BEGIN Document excerpt

Creating an Object Detection Pipeline for GPUs

Earlier this year in March, we showed retinanet-examples, an open source example of how to accelerate the training and deployment of an object detection pipeline for GPUs. We presented the project at NVIDIA’s GPU Technology Conference in San Jose. This post discusses the motivation for this work, a high-level description of the architecture, and a brief look under-the-hood at the optimizations we employed. If you are new to object detection on GPUs, we encourage you to refer to Real-Time Object Detection on GPUs 10 mins to get started.

Rationale

While several excellent open source projects focused on object detection exist, we felt we needed to create and publish this example for several reasons.

Tradeoff between inference performance and accuracy. Deep learning models for object detection can loosely be grouped into two categories: single stage detectors (e.g. Single-Shot Detector, YOLO, YOLOv2) and two stages detectors (e.g. Faster-RCNN). Two stages detectors first extract region proposals (likely objects) before classifying them whereas one stage detectors achieve dense classification on all background and foreground positions.

Due to the large class imbalance between background and likely objects, single stage detectors have been lagging the state-of-the-art in detection accuracy. However, the increased accuracy of two stage networks comes at a cost of longer latency during inference. Today, the constraints of the target application will determine which type of model is most appropriate. In an ideal case, we would be able to design a model with high accuracy and high inference performance.

Desire for end-to-end GPU processing. A few steps occur in a typical object detection pipeline where the GPU is not used, such as image preprocessing and detection post processing. Accelerating these functions by moving them to the GPU is one potential strategy to increase overall performance for training and inference. This would additionally help to reduce costly data transfers between the CPU and GPU memory, such as moving the full preprocessed input tensor to GPU and passing large feature maps from the GPU back to CPU for bounding box post processing. Both can be bottlenecks during inference.

Putting NVIDIA Deep Learning Libraries together. NVIDIA provides a wide variety of software libraries that each address different portions of the deep learning workflow: DALI for image preprocessing, APEX/AMP for easy mixed-precision training, TensorRT for optimizing trained models for deployment, and DeepStream for creating intelligent video analytics applications. We wanted to create an end-to-end example leveraging each of these libraries together to demonstrate the value of the GPU computing platform that developers can start using out-of-the-box and extend for their own use cases.

END Document excerpt
BEGIN Data entries

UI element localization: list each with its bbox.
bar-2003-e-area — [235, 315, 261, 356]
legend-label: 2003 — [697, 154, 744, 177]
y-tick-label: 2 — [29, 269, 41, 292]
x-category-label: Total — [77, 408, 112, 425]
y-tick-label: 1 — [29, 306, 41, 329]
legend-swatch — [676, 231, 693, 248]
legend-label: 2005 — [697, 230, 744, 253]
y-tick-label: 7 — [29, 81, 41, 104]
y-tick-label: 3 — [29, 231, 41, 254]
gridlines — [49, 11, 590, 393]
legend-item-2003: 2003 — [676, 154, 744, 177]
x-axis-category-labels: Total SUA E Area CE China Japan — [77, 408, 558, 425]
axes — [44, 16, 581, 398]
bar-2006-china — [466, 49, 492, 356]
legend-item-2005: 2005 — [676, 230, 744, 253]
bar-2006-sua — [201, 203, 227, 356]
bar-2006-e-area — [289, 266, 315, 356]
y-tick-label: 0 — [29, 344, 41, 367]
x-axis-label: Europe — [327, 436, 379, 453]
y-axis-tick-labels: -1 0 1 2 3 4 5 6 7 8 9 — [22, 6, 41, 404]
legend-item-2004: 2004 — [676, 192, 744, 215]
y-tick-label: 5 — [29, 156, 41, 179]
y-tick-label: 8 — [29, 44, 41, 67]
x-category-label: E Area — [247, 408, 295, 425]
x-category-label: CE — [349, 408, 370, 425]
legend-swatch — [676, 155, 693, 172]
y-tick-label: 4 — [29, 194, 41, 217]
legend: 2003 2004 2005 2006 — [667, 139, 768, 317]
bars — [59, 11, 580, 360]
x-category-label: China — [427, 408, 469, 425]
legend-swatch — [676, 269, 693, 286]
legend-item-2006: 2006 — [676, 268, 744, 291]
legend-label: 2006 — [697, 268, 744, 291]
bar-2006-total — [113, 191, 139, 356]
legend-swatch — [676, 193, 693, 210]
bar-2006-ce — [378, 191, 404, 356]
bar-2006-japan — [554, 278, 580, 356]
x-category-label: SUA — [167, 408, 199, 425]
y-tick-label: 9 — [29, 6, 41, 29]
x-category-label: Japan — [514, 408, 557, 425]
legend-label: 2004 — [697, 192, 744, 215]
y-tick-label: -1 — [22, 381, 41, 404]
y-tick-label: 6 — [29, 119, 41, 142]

END Data entries

● Exercise instructions
1. Answer these questions about the GPU object detection pipeline post:
(a) At which event was the project presented?
(b) Which two steps of a typical object detection pipeline does the post name as not using the GPU?
(c) Which library does the post name for easy mixed-precision training?
2. Please carry on with the post about the GPU object detection pipeline from where it stops.

● Task results
1.
(a) NVIDIA's GPU Technology Conference in San Jose
(b) Image preprocessing and detection post processing
(c) APEX/AMP

2.
Architecture Details

Next, we needed to decide which architecture to leverage for our initial design. This section provides a high level overview of the RetinaNet architecture used in this project, discuss how it is used for object detection, and explore the implications of our design choice on detection accuracy and inference performance.

RetinaNet

RetinaNet is a single stage object detector proposed by researchers at FAIR in their paper “Focal Loss for Dense Object Detection”. It is based on a relatively simple design, as shown in figure 1, and is composed of:

Feature extraction backbone. Usually a flavor of ResNet. Used to extract semantic information from the image for subsequent detection.
Feature pyramid network (FPN). Allows the network to “see” smaller, more detailed objects by up-sampling the top layers — rich in semantic information — and adding details from the previous feature extraction layers. Delivers feature maps of different dimensions in order to detect objects of various sizes.
Each feature map is fed into two sub-networks. The class subnet classifies each position on the feature map giving a score for each potential object class and background.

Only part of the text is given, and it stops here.